--- BEGIN Exercise data ---

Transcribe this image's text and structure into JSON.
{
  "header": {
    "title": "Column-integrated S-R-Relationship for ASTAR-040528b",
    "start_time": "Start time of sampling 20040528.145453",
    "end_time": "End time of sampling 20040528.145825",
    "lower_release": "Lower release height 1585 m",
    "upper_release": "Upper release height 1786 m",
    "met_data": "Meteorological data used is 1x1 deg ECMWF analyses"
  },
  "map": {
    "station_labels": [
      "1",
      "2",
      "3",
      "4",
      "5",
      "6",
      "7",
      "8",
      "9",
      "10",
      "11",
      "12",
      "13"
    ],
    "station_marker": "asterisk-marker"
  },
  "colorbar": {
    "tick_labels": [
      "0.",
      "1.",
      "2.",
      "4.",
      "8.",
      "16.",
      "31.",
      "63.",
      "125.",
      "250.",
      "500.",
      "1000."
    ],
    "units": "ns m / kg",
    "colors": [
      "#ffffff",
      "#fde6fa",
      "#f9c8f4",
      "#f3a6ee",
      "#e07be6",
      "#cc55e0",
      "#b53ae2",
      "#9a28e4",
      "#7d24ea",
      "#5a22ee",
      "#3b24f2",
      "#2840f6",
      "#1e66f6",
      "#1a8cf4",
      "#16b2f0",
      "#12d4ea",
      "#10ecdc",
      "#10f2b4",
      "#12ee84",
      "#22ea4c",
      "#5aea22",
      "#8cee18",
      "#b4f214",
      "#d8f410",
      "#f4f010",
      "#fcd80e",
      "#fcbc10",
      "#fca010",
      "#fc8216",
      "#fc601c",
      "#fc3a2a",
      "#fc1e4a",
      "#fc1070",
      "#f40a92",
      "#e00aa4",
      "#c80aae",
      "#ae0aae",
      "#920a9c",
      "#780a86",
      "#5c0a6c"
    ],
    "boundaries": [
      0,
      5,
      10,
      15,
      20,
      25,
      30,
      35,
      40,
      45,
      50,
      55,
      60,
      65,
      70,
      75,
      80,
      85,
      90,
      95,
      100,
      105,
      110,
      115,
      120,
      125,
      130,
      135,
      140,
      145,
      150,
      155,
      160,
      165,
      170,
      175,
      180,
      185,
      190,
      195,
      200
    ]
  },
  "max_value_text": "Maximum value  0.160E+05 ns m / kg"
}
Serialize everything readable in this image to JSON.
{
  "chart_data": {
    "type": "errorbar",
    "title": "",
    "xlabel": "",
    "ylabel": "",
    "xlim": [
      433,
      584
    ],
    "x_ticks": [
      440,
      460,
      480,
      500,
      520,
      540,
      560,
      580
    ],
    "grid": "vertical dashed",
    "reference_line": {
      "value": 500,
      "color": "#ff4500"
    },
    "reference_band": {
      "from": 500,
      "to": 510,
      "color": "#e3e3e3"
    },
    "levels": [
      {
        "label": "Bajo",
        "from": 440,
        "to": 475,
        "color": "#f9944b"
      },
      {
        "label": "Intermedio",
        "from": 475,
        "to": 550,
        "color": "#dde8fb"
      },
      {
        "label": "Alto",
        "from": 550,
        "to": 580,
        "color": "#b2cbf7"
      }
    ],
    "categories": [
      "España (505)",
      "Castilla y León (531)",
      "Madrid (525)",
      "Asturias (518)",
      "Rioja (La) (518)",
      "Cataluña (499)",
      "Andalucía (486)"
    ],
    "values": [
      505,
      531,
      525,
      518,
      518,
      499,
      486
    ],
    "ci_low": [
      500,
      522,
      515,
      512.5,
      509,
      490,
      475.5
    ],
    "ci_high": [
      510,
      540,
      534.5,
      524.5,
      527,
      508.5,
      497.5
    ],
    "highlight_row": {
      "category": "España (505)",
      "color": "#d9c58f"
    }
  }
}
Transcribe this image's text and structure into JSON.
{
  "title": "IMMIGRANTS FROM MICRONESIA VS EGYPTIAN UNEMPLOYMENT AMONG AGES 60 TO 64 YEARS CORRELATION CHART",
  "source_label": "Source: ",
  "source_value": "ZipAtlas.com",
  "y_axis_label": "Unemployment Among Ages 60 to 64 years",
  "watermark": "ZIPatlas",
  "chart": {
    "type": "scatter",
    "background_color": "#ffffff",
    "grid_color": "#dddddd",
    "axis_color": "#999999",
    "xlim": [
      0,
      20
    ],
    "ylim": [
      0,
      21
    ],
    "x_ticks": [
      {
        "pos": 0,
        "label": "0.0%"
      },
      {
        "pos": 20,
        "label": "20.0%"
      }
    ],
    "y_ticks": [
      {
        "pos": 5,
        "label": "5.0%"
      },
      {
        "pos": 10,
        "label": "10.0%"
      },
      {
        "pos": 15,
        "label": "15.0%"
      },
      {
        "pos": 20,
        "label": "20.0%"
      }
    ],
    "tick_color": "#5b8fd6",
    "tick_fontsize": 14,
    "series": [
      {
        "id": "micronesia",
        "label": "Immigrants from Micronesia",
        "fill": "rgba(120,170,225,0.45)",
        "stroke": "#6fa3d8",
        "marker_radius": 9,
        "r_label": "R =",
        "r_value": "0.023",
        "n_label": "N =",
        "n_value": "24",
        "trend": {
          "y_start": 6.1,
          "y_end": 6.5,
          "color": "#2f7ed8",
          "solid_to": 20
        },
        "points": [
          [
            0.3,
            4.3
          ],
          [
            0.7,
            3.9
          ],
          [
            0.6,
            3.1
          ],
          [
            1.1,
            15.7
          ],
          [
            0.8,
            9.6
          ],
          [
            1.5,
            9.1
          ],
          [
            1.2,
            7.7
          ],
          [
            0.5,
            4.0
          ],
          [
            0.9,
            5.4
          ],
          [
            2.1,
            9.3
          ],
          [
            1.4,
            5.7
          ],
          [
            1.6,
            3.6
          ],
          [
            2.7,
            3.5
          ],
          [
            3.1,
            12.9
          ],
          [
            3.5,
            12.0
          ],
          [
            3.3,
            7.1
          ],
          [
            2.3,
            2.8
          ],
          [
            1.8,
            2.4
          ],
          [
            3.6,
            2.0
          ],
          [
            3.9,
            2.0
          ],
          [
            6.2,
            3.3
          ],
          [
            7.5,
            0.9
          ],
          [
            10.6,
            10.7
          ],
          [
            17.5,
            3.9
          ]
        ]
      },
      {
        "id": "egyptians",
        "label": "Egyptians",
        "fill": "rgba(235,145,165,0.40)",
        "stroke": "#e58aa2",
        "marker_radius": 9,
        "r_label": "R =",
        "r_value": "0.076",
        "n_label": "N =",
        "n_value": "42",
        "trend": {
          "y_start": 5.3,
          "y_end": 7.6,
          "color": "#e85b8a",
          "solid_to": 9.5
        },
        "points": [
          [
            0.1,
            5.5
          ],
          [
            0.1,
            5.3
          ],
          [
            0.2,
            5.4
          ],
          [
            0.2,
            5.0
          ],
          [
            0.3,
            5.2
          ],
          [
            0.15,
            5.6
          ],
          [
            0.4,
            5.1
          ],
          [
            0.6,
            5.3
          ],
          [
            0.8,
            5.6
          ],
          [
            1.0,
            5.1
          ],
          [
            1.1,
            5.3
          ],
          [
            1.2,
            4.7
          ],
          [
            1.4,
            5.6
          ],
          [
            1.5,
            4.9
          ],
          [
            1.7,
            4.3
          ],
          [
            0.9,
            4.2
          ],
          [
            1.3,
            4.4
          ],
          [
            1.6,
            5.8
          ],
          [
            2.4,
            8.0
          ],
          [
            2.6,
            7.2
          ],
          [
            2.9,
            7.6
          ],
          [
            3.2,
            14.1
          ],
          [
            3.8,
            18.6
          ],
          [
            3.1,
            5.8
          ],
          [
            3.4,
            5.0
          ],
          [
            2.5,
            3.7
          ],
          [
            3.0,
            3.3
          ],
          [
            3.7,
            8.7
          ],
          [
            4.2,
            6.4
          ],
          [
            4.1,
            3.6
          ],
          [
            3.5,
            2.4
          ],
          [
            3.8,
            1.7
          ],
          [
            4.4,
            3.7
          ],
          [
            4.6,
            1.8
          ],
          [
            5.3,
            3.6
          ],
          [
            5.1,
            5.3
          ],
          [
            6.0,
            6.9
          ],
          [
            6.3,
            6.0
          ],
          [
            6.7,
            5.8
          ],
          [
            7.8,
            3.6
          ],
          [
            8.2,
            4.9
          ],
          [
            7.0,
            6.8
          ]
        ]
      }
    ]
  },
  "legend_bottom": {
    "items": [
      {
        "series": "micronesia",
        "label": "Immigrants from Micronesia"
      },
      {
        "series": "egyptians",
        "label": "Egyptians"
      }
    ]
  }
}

--- END Exercise data ---

Required work =>
Extract every line above that contains the word "release".

The response =>
    "lower_release": "Lower release height 1585 m",
    "upper_release": "Upper release height 1786 m",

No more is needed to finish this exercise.